■ Directions
Find every line in the records below that holds the word "name" and copy it.

■ Data section
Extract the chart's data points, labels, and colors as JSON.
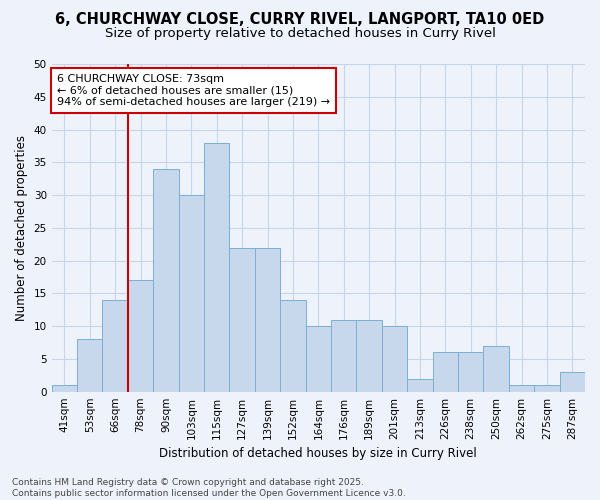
{
  "title_line1": "6, CHURCHWAY CLOSE, CURRY RIVEL, LANGPORT, TA10 0ED",
  "title_line2": "Size of property relative to detached houses in Curry Rivel",
  "xlabel": "Distribution of detached houses by size in Curry Rivel",
  "ylabel": "Number of detached properties",
  "categories": [
    "41sqm",
    "53sqm",
    "66sqm",
    "78sqm",
    "90sqm",
    "103sqm",
    "115sqm",
    "127sqm",
    "139sqm",
    "152sqm",
    "164sqm",
    "176sqm",
    "189sqm",
    "201sqm",
    "213sqm",
    "226sqm",
    "238sqm",
    "250sqm",
    "262sqm",
    "275sqm",
    "287sqm"
  ],
  "values": [
    1,
    8,
    14,
    17,
    34,
    30,
    38,
    22,
    22,
    14,
    10,
    11,
    11,
    10,
    2,
    6,
    6,
    7,
    1,
    1,
    3
  ],
  "bar_color": "#c8d8ec",
  "bar_edge_color": "#7aafd4",
  "grid_color": "#c8d4e8",
  "bg_color": "#eef3fb",
  "plot_bg_color": "#eef3fb",
  "red_line_index": 3,
  "annotation_text": "6 CHURCHWAY CLOSE: 73sqm\n← 6% of detached houses are smaller (15)\n94% of semi-detached houses are larger (219) →",
  "annotation_box_color": "#ffffff",
  "annotation_box_edge": "#cc0000",
  "red_line_color": "#cc0000",
  "ylim": [
    0,
    50
  ],
  "yticks": [
    0,
    5,
    10,
    15,
    20,
    25,
    30,
    35,
    40,
    45,
    50
  ],
  "footnote": "Contains HM Land Registry data © Crown copyright and database right 2025.\nContains public sector information licensed under the Open Government Licence v3.0.",
  "title_fontsize": 10.5,
  "subtitle_fontsize": 9.5,
  "axis_label_fontsize": 8.5,
  "tick_fontsize": 7.5,
  "annotation_fontsize": 8,
  "footnote_fontsize": 6.5
}
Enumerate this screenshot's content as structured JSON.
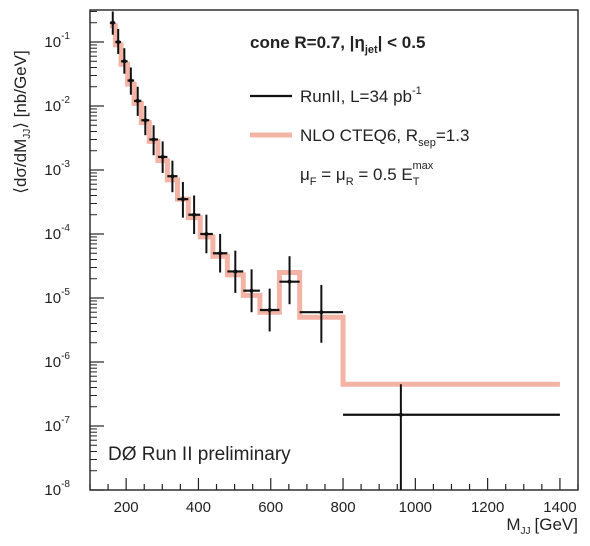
{
  "chart_data": {
    "type": "scatter",
    "title": "",
    "xlabel": "M",
    "xlabel_sub": "JJ",
    "xlabel_unit": "[GeV]",
    "ylabel_parts": [
      "⟨dσ/dM",
      "JJ",
      "⟩ [nb/GeV]"
    ],
    "xlim": [
      100,
      1450
    ],
    "ylim_log10": [
      -8,
      -0.5
    ],
    "y_scale": "log",
    "x_ticks": [
      200,
      400,
      600,
      800,
      1000,
      1200,
      1400
    ],
    "y_tick_exponents": [
      -8,
      -7,
      -6,
      -5,
      -4,
      -3,
      -2,
      -1
    ],
    "y_tick_base": "10",
    "annotation": "DØ Run II preliminary",
    "legend": {
      "position": "top-right",
      "header": [
        "cone R=0.7, |η",
        "jet",
        "| < 0.5"
      ],
      "data_label": [
        "RunII, L=34 pb",
        "-1"
      ],
      "theory_label": [
        "NLO CTEQ6, R",
        "sep",
        "=1.3"
      ],
      "scale_label": [
        "μ",
        "F",
        " = μ",
        "R",
        " = 0.5 E",
        "T",
        "max"
      ]
    },
    "series": [
      {
        "name": "RunII, L=34 pb⁻¹",
        "color": "#111111",
        "points": [
          {
            "x": 163,
            "xlo": 155,
            "xhi": 170,
            "y": 0.2,
            "ylo": 0.13,
            "yhi": 0.3
          },
          {
            "x": 178,
            "xlo": 170,
            "xhi": 186,
            "y": 0.1,
            "ylo": 0.065,
            "yhi": 0.16
          },
          {
            "x": 195,
            "xlo": 186,
            "xhi": 204,
            "y": 0.05,
            "ylo": 0.032,
            "yhi": 0.08
          },
          {
            "x": 213,
            "xlo": 204,
            "xhi": 222,
            "y": 0.025,
            "ylo": 0.015,
            "yhi": 0.04
          },
          {
            "x": 232,
            "xlo": 222,
            "xhi": 242,
            "y": 0.012,
            "ylo": 0.007,
            "yhi": 0.02
          },
          {
            "x": 253,
            "xlo": 242,
            "xhi": 264,
            "y": 0.006,
            "ylo": 0.0035,
            "yhi": 0.01
          },
          {
            "x": 276,
            "xlo": 264,
            "xhi": 288,
            "y": 0.003,
            "ylo": 0.0017,
            "yhi": 0.005
          },
          {
            "x": 301,
            "xlo": 288,
            "xhi": 314,
            "y": 0.0016,
            "ylo": 0.0009,
            "yhi": 0.0028
          },
          {
            "x": 328,
            "xlo": 314,
            "xhi": 342,
            "y": 0.0008,
            "ylo": 0.00045,
            "yhi": 0.0014
          },
          {
            "x": 357,
            "xlo": 342,
            "xhi": 372,
            "y": 0.00035,
            "ylo": 0.00018,
            "yhi": 0.00065
          },
          {
            "x": 388,
            "xlo": 372,
            "xhi": 405,
            "y": 0.0002,
            "ylo": 0.0001,
            "yhi": 0.0004
          },
          {
            "x": 422,
            "xlo": 405,
            "xhi": 440,
            "y": 0.0001,
            "ylo": 5e-05,
            "yhi": 0.0002
          },
          {
            "x": 460,
            "xlo": 440,
            "xhi": 480,
            "y": 5e-05,
            "ylo": 2.5e-05,
            "yhi": 0.0001
          },
          {
            "x": 502,
            "xlo": 480,
            "xhi": 524,
            "y": 2.6e-05,
            "ylo": 1.2e-05,
            "yhi": 5.5e-05
          },
          {
            "x": 547,
            "xlo": 524,
            "xhi": 570,
            "y": 1.3e-05,
            "ylo": 6e-06,
            "yhi": 2.8e-05
          },
          {
            "x": 597,
            "xlo": 570,
            "xhi": 624,
            "y": 6.5e-06,
            "ylo": 3e-06,
            "yhi": 1.4e-05
          },
          {
            "x": 652,
            "xlo": 624,
            "xhi": 680,
            "y": 1.8e-05,
            "ylo": 8e-06,
            "yhi": 4.5e-05
          },
          {
            "x": 740,
            "xlo": 680,
            "xhi": 800,
            "y": 6e-06,
            "ylo": 2e-06,
            "yhi": 1.6e-05
          },
          {
            "x": 960,
            "xlo": 800,
            "xhi": 1400,
            "y": 1.5e-07,
            "ylo": 1e-08,
            "yhi": 4.5e-07
          }
        ]
      },
      {
        "name": "NLO CTEQ6, Rsep=1.3",
        "color": "#f3b4a6",
        "steps": [
          {
            "xlo": 155,
            "xhi": 170,
            "y": 0.18
          },
          {
            "xlo": 170,
            "xhi": 186,
            "y": 0.09
          },
          {
            "xlo": 186,
            "xhi": 204,
            "y": 0.045
          },
          {
            "xlo": 204,
            "xhi": 222,
            "y": 0.022
          },
          {
            "xlo": 222,
            "xhi": 242,
            "y": 0.011
          },
          {
            "xlo": 242,
            "xhi": 264,
            "y": 0.0055
          },
          {
            "xlo": 264,
            "xhi": 288,
            "y": 0.0028
          },
          {
            "xlo": 288,
            "xhi": 314,
            "y": 0.0014
          },
          {
            "xlo": 314,
            "xhi": 342,
            "y": 0.0007
          },
          {
            "xlo": 342,
            "xhi": 372,
            "y": 0.00035
          },
          {
            "xlo": 372,
            "xhi": 405,
            "y": 0.00018
          },
          {
            "xlo": 405,
            "xhi": 440,
            "y": 9e-05
          },
          {
            "xlo": 440,
            "xhi": 480,
            "y": 4.5e-05
          },
          {
            "xlo": 480,
            "xhi": 524,
            "y": 2.3e-05
          },
          {
            "xlo": 524,
            "xhi": 570,
            "y": 1.1e-05
          },
          {
            "xlo": 570,
            "xhi": 624,
            "y": 6e-06
          },
          {
            "xlo": 624,
            "xhi": 680,
            "y": 2.5e-05
          },
          {
            "xlo": 680,
            "xhi": 800,
            "y": 5e-06
          },
          {
            "xlo": 800,
            "xhi": 1400,
            "y": 4.5e-07
          }
        ]
      }
    ]
  }
}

■ Completed task
        "name": "RunII, L=34 pb⁻¹",
        "name": "NLO CTEQ6, Rsep=1.3",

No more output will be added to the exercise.